__Aim of the task__
Below are the records. Gather each line that holds "none".

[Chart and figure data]
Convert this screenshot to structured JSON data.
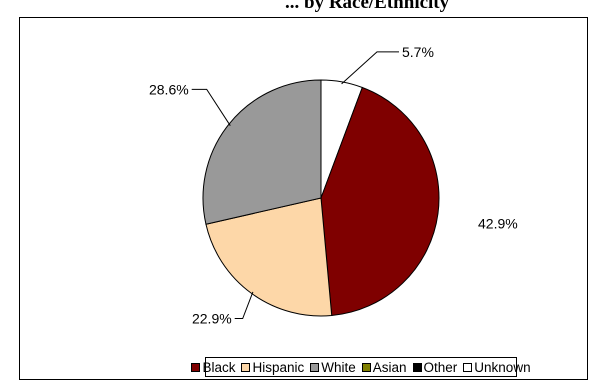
{
  "chart_data": {
    "type": "pie",
    "title": "... by Race/Ethnicity",
    "slices": [
      {
        "name": "Unknown",
        "value": 5.7,
        "label": "5.7%",
        "color": "#ffffff"
      },
      {
        "name": "Black",
        "value": 42.9,
        "label": "42.9%",
        "color": "#7f0000"
      },
      {
        "name": "Hispanic",
        "value": 22.9,
        "label": "22.9%",
        "color": "#fdd7a8"
      },
      {
        "name": "White",
        "value": 28.6,
        "label": "28.6%",
        "color": "#999999"
      }
    ],
    "legend": [
      {
        "name": "Black",
        "color": "#7f0000"
      },
      {
        "name": "Hispanic",
        "color": "#fdd7a8"
      },
      {
        "name": "White",
        "color": "#999999"
      },
      {
        "name": "Asian",
        "color": "#808000"
      },
      {
        "name": "Other",
        "color": "#000000"
      },
      {
        "name": "Unknown",
        "color": "#ffffff"
      }
    ],
    "legend_position": "bottom"
  }
}
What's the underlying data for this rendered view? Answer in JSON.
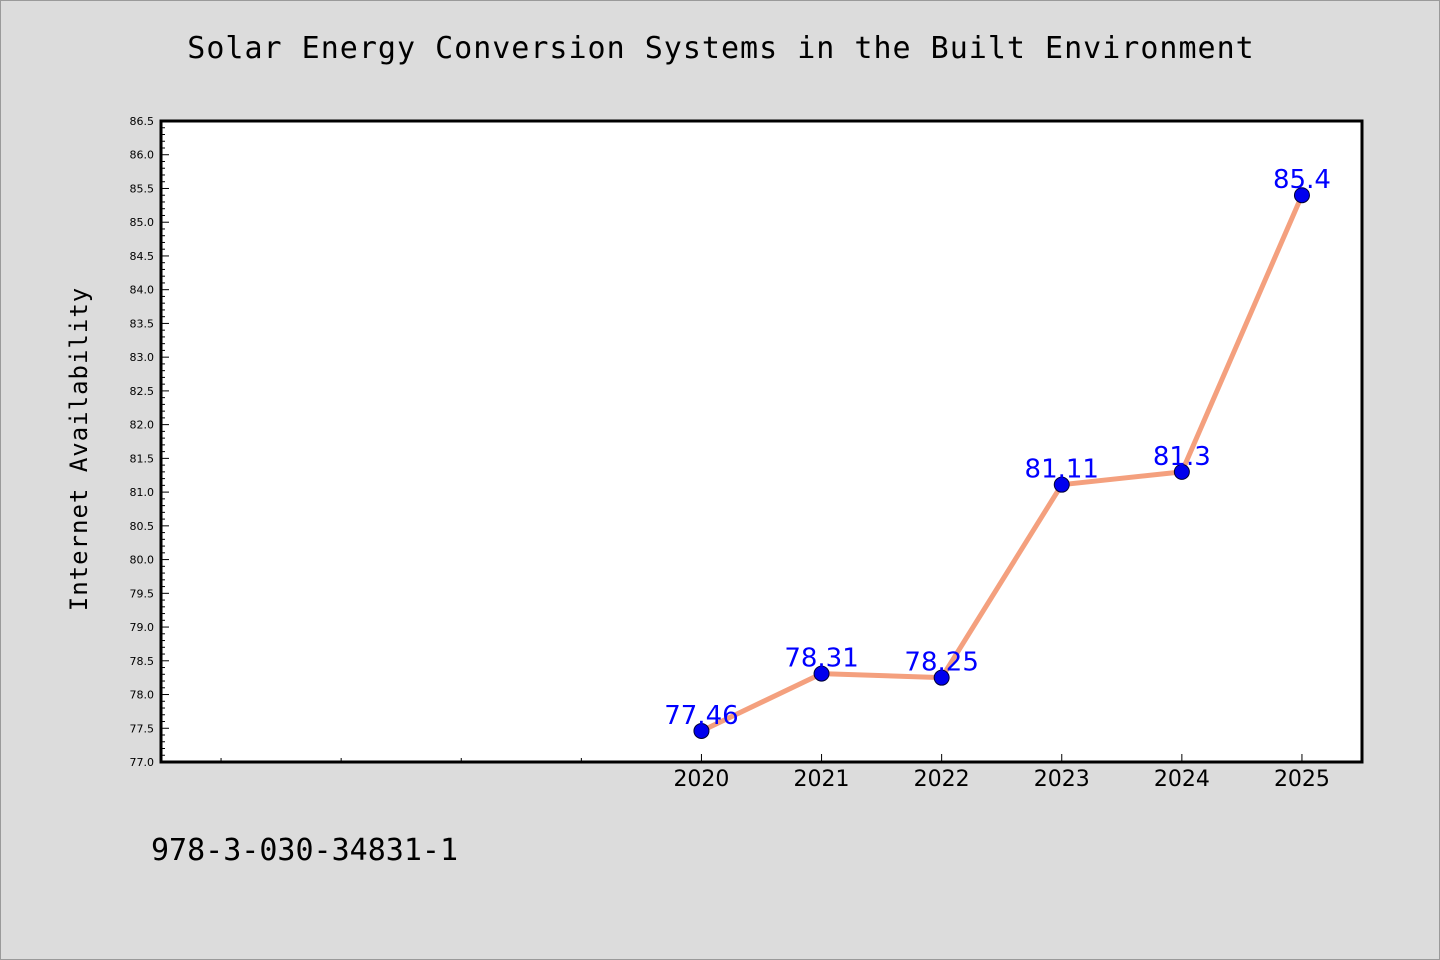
{
  "chart_data": {
    "type": "line",
    "title": "Solar Energy Conversion Systems in the Built Environment",
    "xlabel": "",
    "ylabel": "Internet Availability",
    "x": [
      2020,
      2021,
      2022,
      2023,
      2024,
      2025
    ],
    "data_labels": [
      "77.46",
      "78.31",
      "78.25",
      "81.11",
      "81.3",
      "85.4"
    ],
    "series": [
      {
        "values": [
          77.46,
          78.31,
          78.25,
          81.11,
          81.3,
          85.4
        ],
        "line_color": "#f4a07e",
        "marker_color": "#0000ee",
        "label_color": "#0000ff"
      }
    ],
    "xlim": [
      2015.5,
      2025.5
    ],
    "ylim": [
      77.0,
      86.5
    ],
    "y_ticks": [
      "77.0",
      "77.5",
      "78.0",
      "78.5",
      "79.0",
      "79.5",
      "80.0",
      "80.5",
      "81.0",
      "81.5",
      "82.0",
      "82.5",
      "83.0",
      "83.5",
      "84.0",
      "84.5",
      "85.0",
      "85.5",
      "86.0",
      "86.5"
    ],
    "x_ticks": [
      "2020",
      "2021",
      "2022",
      "2023",
      "2024",
      "2025"
    ],
    "grid": false,
    "legend": "none"
  },
  "footer_text": "978-3-030-34831-1"
}
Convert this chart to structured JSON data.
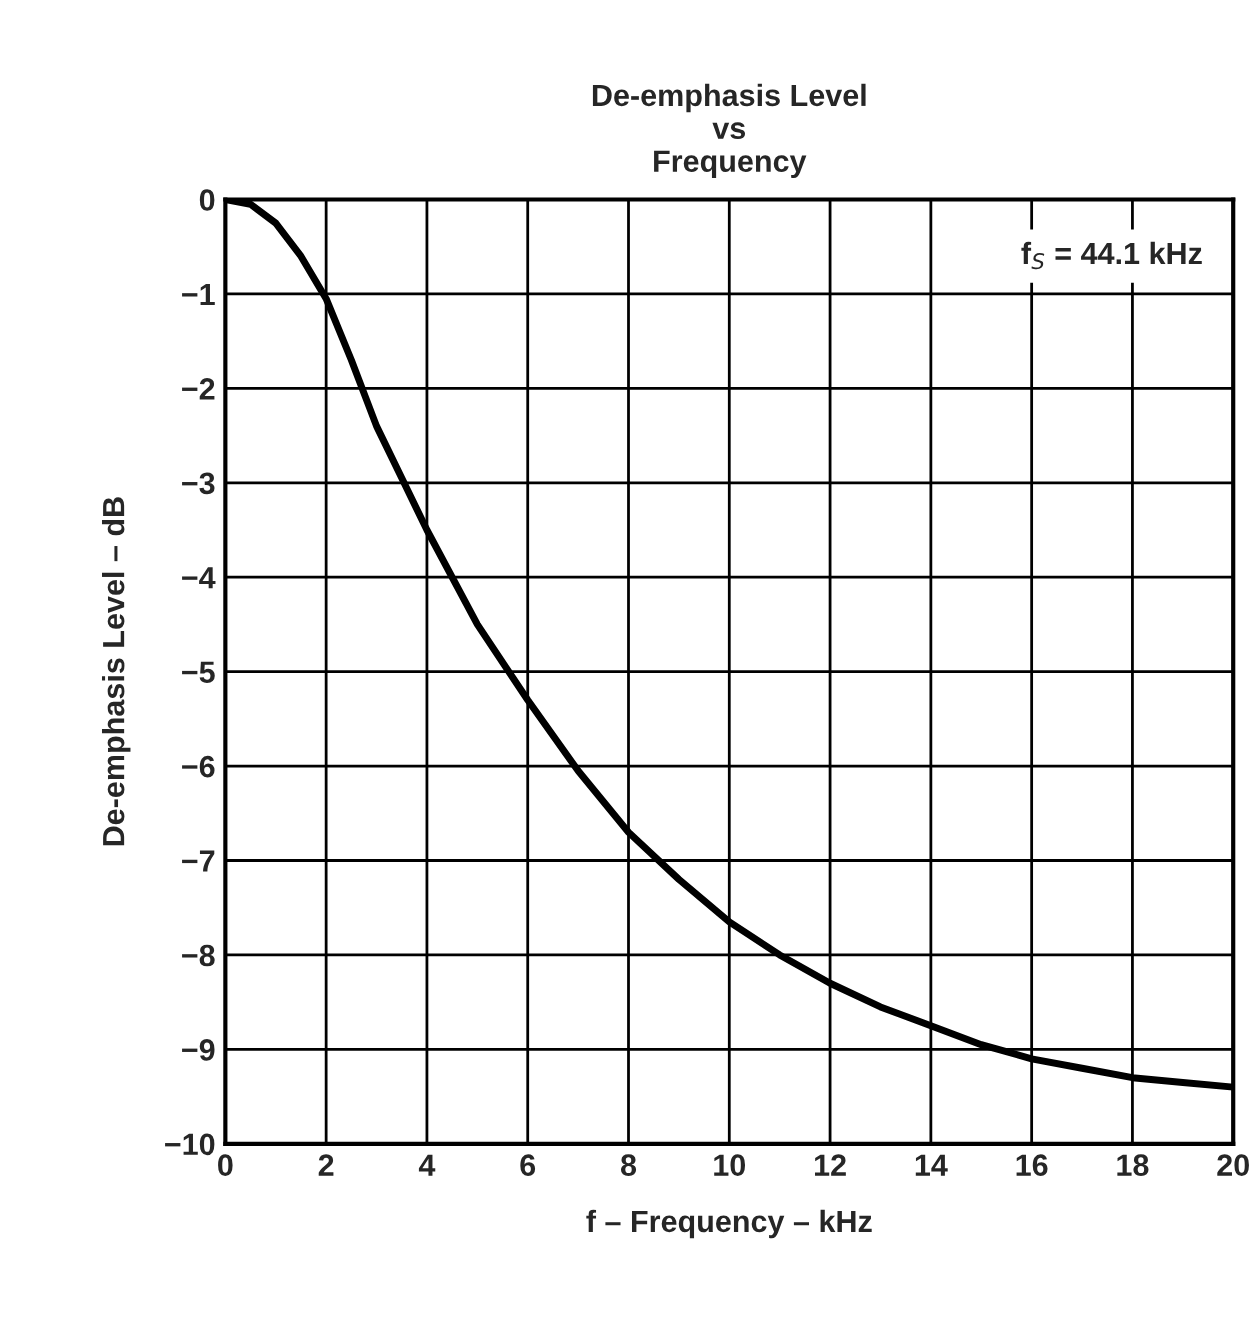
{
  "chart_data": {
    "type": "line",
    "title": "De-emphasis Level\nvs\nFrequency",
    "xlabel": "f – Frequency – kHz",
    "ylabel": "De-emphasis Level – dB",
    "annotations": [
      "f$_{S}$ = 44.1 kHz"
    ],
    "series": [
      {
        "color": "#000000",
        "x": [
          0,
          0.5,
          1,
          1.5,
          2,
          2.5,
          3,
          3.5,
          4,
          5,
          6,
          7,
          8,
          9,
          10,
          11,
          12,
          13,
          14,
          15,
          16,
          17,
          18,
          19,
          20
        ],
        "values": [
          0,
          -0.05,
          -0.25,
          -0.6,
          -1.05,
          -1.7,
          -2.4,
          -2.95,
          -3.5,
          -4.5,
          -5.3,
          -6.05,
          -6.7,
          -7.2,
          -7.65,
          -8.0,
          -8.3,
          -8.55,
          -8.75,
          -8.95,
          -9.1,
          -9.2,
          -9.3,
          -9.35,
          -9.4
        ]
      }
    ],
    "xlim": [
      0,
      20
    ],
    "xticks": [
      0,
      2,
      4,
      6,
      8,
      10,
      12,
      14,
      16,
      18,
      20
    ],
    "ylim": [
      -10,
      0
    ],
    "yticks": [
      {
        "value": 0,
        "label": "0"
      },
      {
        "value": -1,
        "label": "−1"
      },
      {
        "value": -2,
        "label": "−2"
      },
      {
        "value": -3,
        "label": "−3"
      },
      {
        "value": -4,
        "label": "−4"
      },
      {
        "value": -5,
        "label": "−5"
      },
      {
        "value": -6,
        "label": "−6"
      },
      {
        "value": -7,
        "label": "−7"
      },
      {
        "value": -8,
        "label": "−8"
      },
      {
        "value": -9,
        "label": "−9"
      },
      {
        "value": -10,
        "label": "−10"
      }
    ],
    "grid": true,
    "legend": false,
    "marker": "none",
    "line_style": "solid"
  }
}
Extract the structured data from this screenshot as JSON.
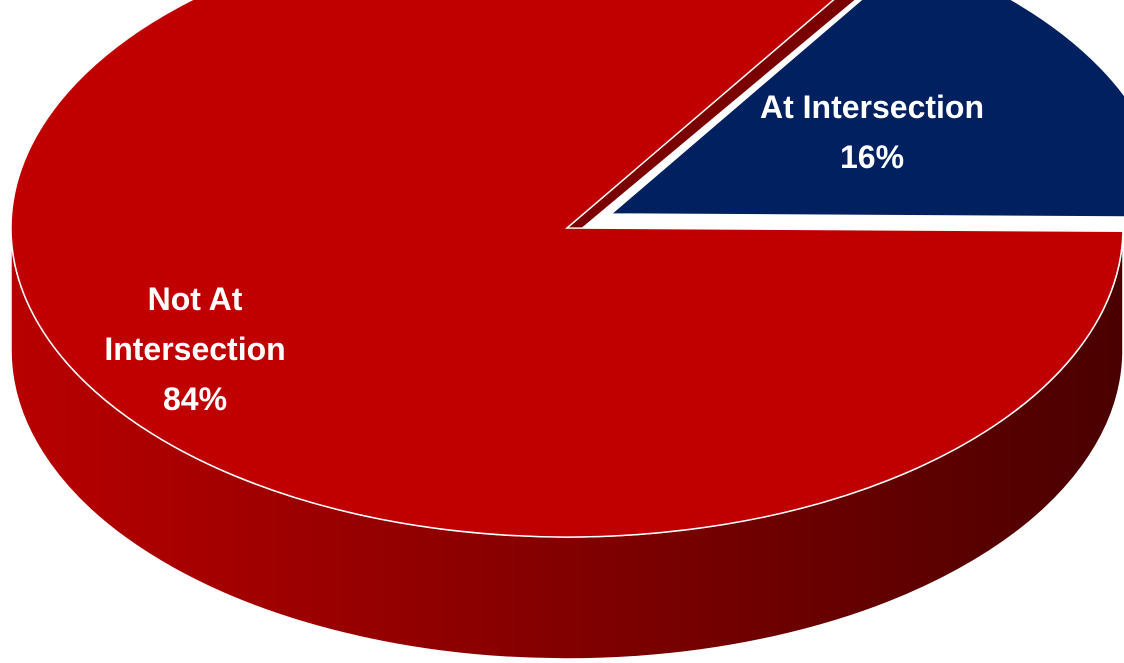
{
  "chart_data": {
    "type": "pie",
    "style": "3d-exploded",
    "title": "",
    "slices": [
      {
        "label_lines": [
          "At Intersection"
        ],
        "percent_label": "16%",
        "value": 16,
        "color": "#002060",
        "dark_color": "#000c26"
      },
      {
        "label_lines": [
          "Not At",
          "Intersection"
        ],
        "percent_label": "84%",
        "value": 84,
        "color": "#c00000",
        "dark_color": "#4d0000"
      }
    ],
    "start_angle_deg": -57,
    "legend": "none",
    "data_labels": "inside"
  }
}
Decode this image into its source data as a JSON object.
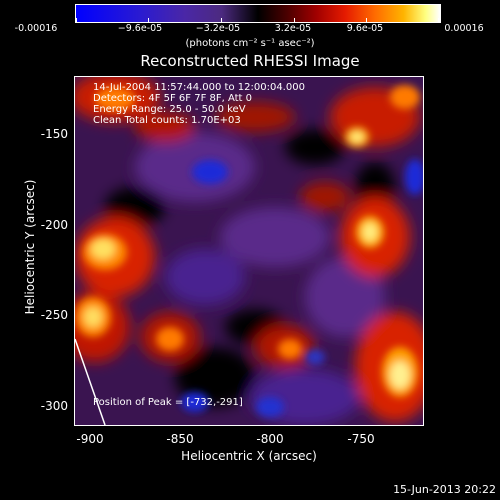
{
  "colorbar": {
    "ticks": [
      "-0.00016",
      "−9.6e-05",
      "−3.2e-05",
      "3.2e-05",
      "9.6e-05",
      "0.00016"
    ],
    "units": "(photons cm⁻² s⁻¹ asec⁻²)"
  },
  "title": "Reconstructed RHESSI Image",
  "info": {
    "time": "14-Jul-2004 11:57:44.000 to 12:00:04.000",
    "detectors": "Detectors: 4F 5F 6F 7F 8F, Att 0",
    "energy": "Energy Range: 25.0 - 50.0 keV",
    "clean": "Clean     Total counts: 1.70E+03",
    "peak": "Position of Peak = [-732,-291]"
  },
  "axes": {
    "xlabel": "Heliocentric X (arcsec)",
    "ylabel": "Heliocentric Y (arcsec)",
    "xticks": [
      "-900",
      "-850",
      "-800",
      "-750"
    ],
    "yticks": [
      "-150",
      "-200",
      "-250",
      "-300"
    ]
  },
  "footer": "15-Jun-2013 20:22"
}
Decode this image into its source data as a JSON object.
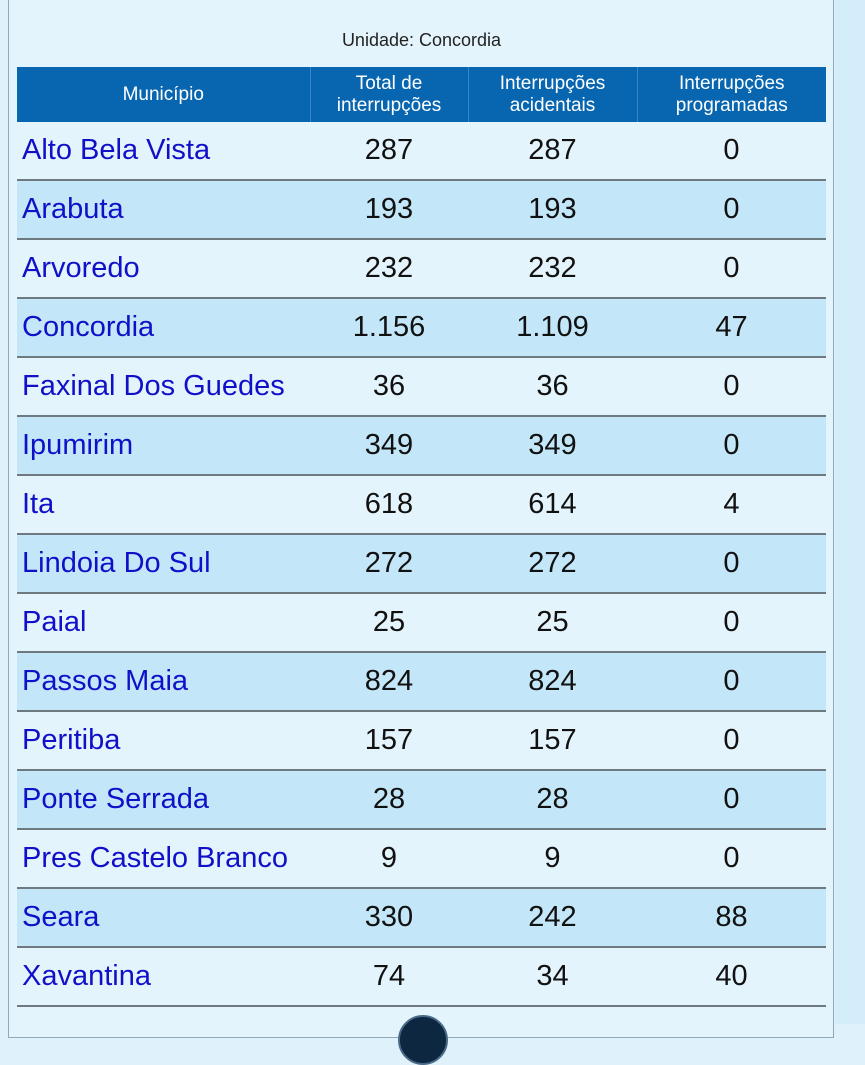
{
  "caption": "Unidade: Concordia",
  "headers": [
    "Município",
    "Total de interrupções",
    "Interrupções acidentais",
    "Interrupções programadas"
  ],
  "rows": [
    {
      "municipio": "Alto Bela Vista",
      "total": "287",
      "acidentais": "287",
      "programadas": "0"
    },
    {
      "municipio": "Arabuta",
      "total": "193",
      "acidentais": "193",
      "programadas": "0"
    },
    {
      "municipio": "Arvoredo",
      "total": "232",
      "acidentais": "232",
      "programadas": "0"
    },
    {
      "municipio": "Concordia",
      "total": "1.156",
      "acidentais": "1.109",
      "programadas": "47"
    },
    {
      "municipio": "Faxinal Dos Guedes",
      "total": "36",
      "acidentais": "36",
      "programadas": "0"
    },
    {
      "municipio": "Ipumirim",
      "total": "349",
      "acidentais": "349",
      "programadas": "0"
    },
    {
      "municipio": "Ita",
      "total": "618",
      "acidentais": "614",
      "programadas": "4"
    },
    {
      "municipio": "Lindoia Do Sul",
      "total": "272",
      "acidentais": "272",
      "programadas": "0"
    },
    {
      "municipio": "Paial",
      "total": "25",
      "acidentais": "25",
      "programadas": "0"
    },
    {
      "municipio": "Passos Maia",
      "total": "824",
      "acidentais": "824",
      "programadas": "0"
    },
    {
      "municipio": "Peritiba",
      "total": "157",
      "acidentais": "157",
      "programadas": "0"
    },
    {
      "municipio": "Ponte Serrada",
      "total": "28",
      "acidentais": "28",
      "programadas": "0"
    },
    {
      "municipio": "Pres Castelo Branco",
      "total": "9",
      "acidentais": "9",
      "programadas": "0"
    },
    {
      "municipio": "Seara",
      "total": "330",
      "acidentais": "242",
      "programadas": "88"
    },
    {
      "municipio": "Xavantina",
      "total": "74",
      "acidentais": "34",
      "programadas": "40"
    }
  ]
}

__Written response__
    "legend": "none"
    "marker": "none",
    "legend": "none",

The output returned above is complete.